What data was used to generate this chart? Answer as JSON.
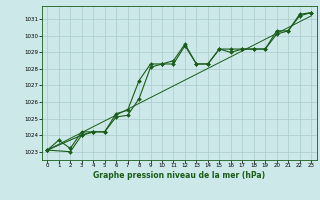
{
  "title": "",
  "xlabel": "Graphe pression niveau de la mer (hPa)",
  "bg_color": "#cce8e8",
  "grid_color": "#aacccc",
  "line_color": "#1a5c1a",
  "xlim": [
    -0.5,
    23.5
  ],
  "ylim": [
    1022.5,
    1031.8
  ],
  "yticks": [
    1023,
    1024,
    1025,
    1026,
    1027,
    1028,
    1029,
    1030,
    1031
  ],
  "xticks": [
    0,
    1,
    2,
    3,
    4,
    5,
    6,
    7,
    8,
    9,
    10,
    11,
    12,
    13,
    14,
    15,
    16,
    17,
    18,
    19,
    20,
    21,
    22,
    23
  ],
  "series1_x": [
    0,
    1,
    2,
    3,
    4,
    5,
    6,
    7,
    8,
    9,
    10,
    11,
    12,
    13,
    14,
    15,
    16,
    17,
    18,
    19,
    20,
    21,
    22,
    23
  ],
  "series1_y": [
    1023.1,
    1023.7,
    1023.2,
    1024.2,
    1024.2,
    1024.2,
    1025.3,
    1025.5,
    1027.3,
    1028.3,
    1028.3,
    1028.3,
    1029.4,
    1028.3,
    1028.3,
    1029.2,
    1029.2,
    1029.2,
    1029.2,
    1029.2,
    1030.3,
    1030.3,
    1031.3,
    1031.4
  ],
  "series2_x": [
    0,
    3,
    4,
    5,
    6,
    7,
    8,
    9,
    10,
    11,
    12,
    13,
    14,
    15,
    16,
    17,
    18,
    19,
    20,
    21,
    22,
    23
  ],
  "series2_y": [
    1023.1,
    1024.0,
    1024.2,
    1024.2,
    1025.1,
    1025.2,
    1026.2,
    1028.1,
    1028.3,
    1028.5,
    1029.5,
    1028.3,
    1028.3,
    1029.2,
    1029.0,
    1029.2,
    1029.2,
    1029.2,
    1030.1,
    1030.3,
    1031.2,
    1031.4
  ],
  "series3_x": [
    0,
    2,
    3,
    4
  ],
  "series3_y": [
    1023.1,
    1023.0,
    1024.0,
    1024.2
  ],
  "trend_x": [
    0,
    23
  ],
  "trend_y": [
    1023.1,
    1031.2
  ]
}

● AIM:
The data should be printed again unchanged; leave its pictures out.

● TASK RESPONSE:
What data was used to generate this chart? Answer as JSON.
{
  "title": "",
  "xlabel": "Graphe pression niveau de la mer (hPa)",
  "bg_color": "#cce8e8",
  "grid_color": "#aacccc",
  "line_color": "#1a5c1a",
  "xlim": [
    -0.5,
    23.5
  ],
  "ylim": [
    1022.5,
    1031.8
  ],
  "yticks": [
    1023,
    1024,
    1025,
    1026,
    1027,
    1028,
    1029,
    1030,
    1031
  ],
  "xticks": [
    0,
    1,
    2,
    3,
    4,
    5,
    6,
    7,
    8,
    9,
    10,
    11,
    12,
    13,
    14,
    15,
    16,
    17,
    18,
    19,
    20,
    21,
    22,
    23
  ],
  "series1_x": [
    0,
    1,
    2,
    3,
    4,
    5,
    6,
    7,
    8,
    9,
    10,
    11,
    12,
    13,
    14,
    15,
    16,
    17,
    18,
    19,
    20,
    21,
    22,
    23
  ],
  "series1_y": [
    1023.1,
    1023.7,
    1023.2,
    1024.2,
    1024.2,
    1024.2,
    1025.3,
    1025.5,
    1027.3,
    1028.3,
    1028.3,
    1028.3,
    1029.4,
    1028.3,
    1028.3,
    1029.2,
    1029.2,
    1029.2,
    1029.2,
    1029.2,
    1030.3,
    1030.3,
    1031.3,
    1031.4
  ],
  "series2_x": [
    0,
    3,
    4,
    5,
    6,
    7,
    8,
    9,
    10,
    11,
    12,
    13,
    14,
    15,
    16,
    17,
    18,
    19,
    20,
    21,
    22,
    23
  ],
  "series2_y": [
    1023.1,
    1024.0,
    1024.2,
    1024.2,
    1025.1,
    1025.2,
    1026.2,
    1028.1,
    1028.3,
    1028.5,
    1029.5,
    1028.3,
    1028.3,
    1029.2,
    1029.0,
    1029.2,
    1029.2,
    1029.2,
    1030.1,
    1030.3,
    1031.2,
    1031.4
  ],
  "series3_x": [
    0,
    2,
    3,
    4
  ],
  "series3_y": [
    1023.1,
    1023.0,
    1024.0,
    1024.2
  ],
  "trend_x": [
    0,
    23
  ],
  "trend_y": [
    1023.1,
    1031.2
  ]
}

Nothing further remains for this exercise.